→ Task brief
What lines in the entries hold the string "here"? List them.

※ ※ ※

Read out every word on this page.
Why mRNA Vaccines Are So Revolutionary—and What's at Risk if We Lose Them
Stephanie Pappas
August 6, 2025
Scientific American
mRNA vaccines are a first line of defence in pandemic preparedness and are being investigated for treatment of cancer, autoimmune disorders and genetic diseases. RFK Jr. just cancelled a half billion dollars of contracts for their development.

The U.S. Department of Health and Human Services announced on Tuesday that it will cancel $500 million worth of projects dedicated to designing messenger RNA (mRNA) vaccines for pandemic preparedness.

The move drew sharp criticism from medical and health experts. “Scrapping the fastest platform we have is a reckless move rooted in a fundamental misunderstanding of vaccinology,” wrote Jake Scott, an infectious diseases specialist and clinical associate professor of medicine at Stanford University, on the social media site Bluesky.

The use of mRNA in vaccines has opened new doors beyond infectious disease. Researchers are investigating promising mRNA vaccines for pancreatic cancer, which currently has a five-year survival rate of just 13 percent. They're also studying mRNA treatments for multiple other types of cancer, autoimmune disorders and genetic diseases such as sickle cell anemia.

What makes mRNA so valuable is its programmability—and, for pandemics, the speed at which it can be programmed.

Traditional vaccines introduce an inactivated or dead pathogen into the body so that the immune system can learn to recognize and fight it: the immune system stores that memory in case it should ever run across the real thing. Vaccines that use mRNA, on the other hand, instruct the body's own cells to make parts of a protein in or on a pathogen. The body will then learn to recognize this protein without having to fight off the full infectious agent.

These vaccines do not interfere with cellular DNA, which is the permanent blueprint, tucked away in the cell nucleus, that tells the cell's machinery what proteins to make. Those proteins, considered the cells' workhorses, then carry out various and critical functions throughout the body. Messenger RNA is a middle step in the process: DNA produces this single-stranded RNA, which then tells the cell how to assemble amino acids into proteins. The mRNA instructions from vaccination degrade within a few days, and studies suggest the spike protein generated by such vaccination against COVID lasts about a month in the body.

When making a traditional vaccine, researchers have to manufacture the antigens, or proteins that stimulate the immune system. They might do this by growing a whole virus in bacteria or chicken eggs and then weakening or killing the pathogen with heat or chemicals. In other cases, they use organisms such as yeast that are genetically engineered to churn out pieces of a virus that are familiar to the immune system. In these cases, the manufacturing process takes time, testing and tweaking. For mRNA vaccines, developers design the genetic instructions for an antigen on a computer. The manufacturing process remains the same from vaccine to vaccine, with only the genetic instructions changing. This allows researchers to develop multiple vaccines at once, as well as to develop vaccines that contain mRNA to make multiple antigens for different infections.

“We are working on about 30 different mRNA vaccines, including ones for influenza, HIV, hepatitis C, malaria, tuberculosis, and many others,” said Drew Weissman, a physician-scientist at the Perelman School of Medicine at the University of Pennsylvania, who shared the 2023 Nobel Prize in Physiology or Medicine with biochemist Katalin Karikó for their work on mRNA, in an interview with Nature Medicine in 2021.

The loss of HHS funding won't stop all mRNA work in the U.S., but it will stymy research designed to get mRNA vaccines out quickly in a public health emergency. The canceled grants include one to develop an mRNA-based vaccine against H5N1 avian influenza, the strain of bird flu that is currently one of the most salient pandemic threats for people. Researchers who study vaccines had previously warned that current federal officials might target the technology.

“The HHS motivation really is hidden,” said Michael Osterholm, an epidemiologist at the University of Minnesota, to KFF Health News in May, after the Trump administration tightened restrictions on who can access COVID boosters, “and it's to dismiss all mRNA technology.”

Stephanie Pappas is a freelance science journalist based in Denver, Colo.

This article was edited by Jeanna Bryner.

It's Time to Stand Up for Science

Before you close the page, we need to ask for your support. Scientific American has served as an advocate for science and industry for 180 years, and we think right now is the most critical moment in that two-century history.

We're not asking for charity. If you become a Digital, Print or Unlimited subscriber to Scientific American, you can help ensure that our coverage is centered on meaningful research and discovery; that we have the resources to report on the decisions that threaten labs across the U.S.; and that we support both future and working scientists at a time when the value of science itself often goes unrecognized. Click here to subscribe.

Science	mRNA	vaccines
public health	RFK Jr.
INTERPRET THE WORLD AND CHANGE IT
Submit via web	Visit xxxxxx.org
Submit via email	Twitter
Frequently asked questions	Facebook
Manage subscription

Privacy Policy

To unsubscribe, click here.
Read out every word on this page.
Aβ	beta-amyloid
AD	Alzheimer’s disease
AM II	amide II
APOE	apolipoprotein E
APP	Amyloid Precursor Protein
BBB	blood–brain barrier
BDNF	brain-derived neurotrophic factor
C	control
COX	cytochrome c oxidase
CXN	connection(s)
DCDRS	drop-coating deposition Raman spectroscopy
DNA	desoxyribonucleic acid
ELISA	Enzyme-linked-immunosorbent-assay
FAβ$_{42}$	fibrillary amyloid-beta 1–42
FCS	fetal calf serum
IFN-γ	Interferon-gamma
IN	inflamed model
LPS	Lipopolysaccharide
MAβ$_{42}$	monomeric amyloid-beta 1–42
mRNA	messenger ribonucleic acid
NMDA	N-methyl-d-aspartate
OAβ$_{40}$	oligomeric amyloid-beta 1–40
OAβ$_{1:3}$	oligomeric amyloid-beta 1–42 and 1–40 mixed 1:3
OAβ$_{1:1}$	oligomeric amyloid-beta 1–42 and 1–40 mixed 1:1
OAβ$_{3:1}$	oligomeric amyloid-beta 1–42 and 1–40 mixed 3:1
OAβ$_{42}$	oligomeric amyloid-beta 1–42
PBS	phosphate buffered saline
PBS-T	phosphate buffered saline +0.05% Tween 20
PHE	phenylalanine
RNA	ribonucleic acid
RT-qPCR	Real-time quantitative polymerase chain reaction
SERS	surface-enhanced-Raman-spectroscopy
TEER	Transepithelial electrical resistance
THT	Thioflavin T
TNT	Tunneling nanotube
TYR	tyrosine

※ ※ ※

→ Task answer
We're not asking for charity. If you become a Digital, Print or Unlimited subscriber to Scientific American, you can help ensure that our coverage is centered on meaningful research and discovery; that we have the resources to report on the decisions that threaten labs across the U.S.; and that we support both future and working scientists at a time when the value of science itself often goes unrecognized. Click here to subscribe.
To unsubscribe, click here.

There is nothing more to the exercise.